- [PROBLEM TO SOLVE]:
Whenever a line below holds the word "rácio", copy that line.

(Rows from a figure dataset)
»»

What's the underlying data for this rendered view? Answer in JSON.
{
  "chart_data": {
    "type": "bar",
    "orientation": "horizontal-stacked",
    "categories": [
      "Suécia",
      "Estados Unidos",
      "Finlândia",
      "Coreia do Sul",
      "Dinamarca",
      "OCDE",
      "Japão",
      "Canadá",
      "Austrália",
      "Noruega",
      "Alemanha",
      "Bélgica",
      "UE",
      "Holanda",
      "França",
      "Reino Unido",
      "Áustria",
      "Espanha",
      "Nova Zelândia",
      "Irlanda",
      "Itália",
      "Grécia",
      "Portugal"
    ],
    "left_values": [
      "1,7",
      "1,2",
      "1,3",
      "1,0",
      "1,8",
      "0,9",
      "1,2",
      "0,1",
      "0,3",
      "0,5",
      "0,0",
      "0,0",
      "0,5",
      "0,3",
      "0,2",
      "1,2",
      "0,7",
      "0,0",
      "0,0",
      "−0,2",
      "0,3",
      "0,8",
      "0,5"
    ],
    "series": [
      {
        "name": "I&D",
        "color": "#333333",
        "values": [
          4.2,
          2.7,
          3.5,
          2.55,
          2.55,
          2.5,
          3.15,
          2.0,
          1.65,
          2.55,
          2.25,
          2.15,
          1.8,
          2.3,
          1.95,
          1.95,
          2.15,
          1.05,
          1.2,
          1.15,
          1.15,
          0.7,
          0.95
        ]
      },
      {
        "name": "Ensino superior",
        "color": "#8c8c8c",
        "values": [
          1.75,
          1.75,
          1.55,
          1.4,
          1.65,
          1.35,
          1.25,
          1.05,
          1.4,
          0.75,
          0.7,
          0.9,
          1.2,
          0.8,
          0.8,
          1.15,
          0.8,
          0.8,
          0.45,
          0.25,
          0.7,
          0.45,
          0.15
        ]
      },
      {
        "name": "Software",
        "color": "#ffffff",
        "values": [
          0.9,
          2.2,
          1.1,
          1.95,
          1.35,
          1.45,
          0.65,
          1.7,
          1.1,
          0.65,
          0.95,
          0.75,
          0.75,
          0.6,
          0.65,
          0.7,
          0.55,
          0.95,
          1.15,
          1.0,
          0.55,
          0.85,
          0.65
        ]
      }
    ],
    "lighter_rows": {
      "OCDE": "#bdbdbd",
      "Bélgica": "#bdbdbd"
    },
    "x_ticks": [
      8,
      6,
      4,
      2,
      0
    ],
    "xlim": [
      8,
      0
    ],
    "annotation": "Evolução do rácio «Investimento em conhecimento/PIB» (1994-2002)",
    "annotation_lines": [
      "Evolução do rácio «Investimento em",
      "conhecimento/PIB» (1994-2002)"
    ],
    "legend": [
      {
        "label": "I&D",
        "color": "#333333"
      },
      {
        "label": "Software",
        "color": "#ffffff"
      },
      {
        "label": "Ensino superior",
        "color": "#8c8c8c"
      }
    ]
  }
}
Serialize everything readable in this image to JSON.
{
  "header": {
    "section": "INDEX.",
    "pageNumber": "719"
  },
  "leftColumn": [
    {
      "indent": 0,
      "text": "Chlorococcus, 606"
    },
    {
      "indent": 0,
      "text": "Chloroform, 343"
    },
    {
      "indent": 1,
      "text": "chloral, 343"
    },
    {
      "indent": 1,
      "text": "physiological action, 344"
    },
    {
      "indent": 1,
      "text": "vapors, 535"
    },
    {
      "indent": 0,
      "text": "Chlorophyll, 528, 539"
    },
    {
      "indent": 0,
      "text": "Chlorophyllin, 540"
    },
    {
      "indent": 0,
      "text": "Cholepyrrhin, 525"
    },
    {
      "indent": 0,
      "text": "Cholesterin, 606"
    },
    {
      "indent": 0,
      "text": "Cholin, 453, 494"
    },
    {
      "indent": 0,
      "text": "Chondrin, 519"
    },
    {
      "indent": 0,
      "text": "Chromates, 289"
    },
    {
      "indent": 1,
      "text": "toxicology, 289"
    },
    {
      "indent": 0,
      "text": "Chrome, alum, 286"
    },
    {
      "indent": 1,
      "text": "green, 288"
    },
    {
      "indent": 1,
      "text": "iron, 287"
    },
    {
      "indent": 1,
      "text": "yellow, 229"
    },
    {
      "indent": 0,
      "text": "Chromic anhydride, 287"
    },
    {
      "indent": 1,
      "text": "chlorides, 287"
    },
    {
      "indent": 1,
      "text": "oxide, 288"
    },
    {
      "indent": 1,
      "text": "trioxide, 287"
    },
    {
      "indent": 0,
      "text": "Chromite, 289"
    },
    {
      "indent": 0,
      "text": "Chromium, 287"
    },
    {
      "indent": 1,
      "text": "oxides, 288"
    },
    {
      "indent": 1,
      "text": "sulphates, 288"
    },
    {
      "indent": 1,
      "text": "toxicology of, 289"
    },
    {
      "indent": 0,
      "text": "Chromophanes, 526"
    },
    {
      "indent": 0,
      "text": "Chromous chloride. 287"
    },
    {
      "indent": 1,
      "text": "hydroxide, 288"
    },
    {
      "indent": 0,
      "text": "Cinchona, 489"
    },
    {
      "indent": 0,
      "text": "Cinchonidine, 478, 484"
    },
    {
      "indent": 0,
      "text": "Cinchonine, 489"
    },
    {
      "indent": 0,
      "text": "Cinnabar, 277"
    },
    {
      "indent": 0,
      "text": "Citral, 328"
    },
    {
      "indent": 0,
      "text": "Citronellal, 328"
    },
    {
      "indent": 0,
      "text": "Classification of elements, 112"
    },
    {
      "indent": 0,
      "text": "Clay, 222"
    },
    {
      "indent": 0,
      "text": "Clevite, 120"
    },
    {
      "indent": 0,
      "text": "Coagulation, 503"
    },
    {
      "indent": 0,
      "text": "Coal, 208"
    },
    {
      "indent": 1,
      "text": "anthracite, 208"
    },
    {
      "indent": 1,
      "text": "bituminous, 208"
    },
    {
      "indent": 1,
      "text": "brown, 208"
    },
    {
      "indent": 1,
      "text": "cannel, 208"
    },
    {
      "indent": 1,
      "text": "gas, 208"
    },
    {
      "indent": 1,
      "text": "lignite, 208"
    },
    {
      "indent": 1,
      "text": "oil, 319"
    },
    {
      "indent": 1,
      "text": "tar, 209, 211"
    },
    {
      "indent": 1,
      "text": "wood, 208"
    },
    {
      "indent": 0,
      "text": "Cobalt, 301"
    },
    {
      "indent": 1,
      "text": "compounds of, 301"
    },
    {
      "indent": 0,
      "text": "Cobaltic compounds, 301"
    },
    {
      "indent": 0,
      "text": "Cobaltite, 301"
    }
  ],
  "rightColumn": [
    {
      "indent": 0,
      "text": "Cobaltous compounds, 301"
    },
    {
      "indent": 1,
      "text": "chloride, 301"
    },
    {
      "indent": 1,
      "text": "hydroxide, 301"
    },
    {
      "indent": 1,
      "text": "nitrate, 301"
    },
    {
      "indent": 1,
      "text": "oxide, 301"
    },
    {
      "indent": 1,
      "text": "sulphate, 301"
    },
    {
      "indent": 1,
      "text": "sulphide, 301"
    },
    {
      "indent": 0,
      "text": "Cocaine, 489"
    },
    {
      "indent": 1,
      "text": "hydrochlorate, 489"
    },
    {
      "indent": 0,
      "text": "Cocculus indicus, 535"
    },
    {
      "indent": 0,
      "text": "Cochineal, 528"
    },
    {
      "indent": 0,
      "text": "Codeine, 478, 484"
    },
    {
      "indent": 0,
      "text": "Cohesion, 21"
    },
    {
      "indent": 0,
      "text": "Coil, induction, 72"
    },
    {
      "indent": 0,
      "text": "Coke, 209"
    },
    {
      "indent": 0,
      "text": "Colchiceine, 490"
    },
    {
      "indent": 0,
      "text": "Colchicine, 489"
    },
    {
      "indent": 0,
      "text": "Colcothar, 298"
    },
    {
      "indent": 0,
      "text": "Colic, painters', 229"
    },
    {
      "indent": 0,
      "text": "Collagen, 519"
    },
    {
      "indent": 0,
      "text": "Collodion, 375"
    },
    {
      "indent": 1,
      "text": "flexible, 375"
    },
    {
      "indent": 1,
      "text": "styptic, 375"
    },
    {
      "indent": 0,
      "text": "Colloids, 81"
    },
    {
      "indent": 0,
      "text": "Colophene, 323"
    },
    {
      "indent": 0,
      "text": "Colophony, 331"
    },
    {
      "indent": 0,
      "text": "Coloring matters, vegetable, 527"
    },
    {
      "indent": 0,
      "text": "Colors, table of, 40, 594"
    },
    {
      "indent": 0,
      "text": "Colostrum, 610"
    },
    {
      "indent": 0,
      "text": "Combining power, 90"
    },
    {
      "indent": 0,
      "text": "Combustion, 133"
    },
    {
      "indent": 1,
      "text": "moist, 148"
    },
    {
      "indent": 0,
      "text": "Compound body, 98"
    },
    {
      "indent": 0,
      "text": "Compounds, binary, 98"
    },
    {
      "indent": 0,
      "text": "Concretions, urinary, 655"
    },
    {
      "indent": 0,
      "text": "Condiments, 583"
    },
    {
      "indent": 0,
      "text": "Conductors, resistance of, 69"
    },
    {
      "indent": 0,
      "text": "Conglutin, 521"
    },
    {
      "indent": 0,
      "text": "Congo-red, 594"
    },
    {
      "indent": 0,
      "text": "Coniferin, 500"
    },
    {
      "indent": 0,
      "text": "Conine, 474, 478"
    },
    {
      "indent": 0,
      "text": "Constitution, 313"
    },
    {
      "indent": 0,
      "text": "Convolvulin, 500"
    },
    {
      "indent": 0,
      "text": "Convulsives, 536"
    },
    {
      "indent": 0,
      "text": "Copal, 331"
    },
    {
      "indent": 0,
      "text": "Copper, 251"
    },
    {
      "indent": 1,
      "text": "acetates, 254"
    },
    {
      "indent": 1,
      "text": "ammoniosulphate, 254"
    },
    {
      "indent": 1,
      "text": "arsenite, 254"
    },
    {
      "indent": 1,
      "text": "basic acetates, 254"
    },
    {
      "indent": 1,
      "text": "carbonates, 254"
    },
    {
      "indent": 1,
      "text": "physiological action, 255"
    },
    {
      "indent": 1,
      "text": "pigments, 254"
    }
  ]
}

««

- [ANSWER TO THE TASK]:
    "annotation": "Evolução do rácio «Investimento em conhecimento/PIB» (1994-2002)",
      "Evolução do rácio «Investimento em",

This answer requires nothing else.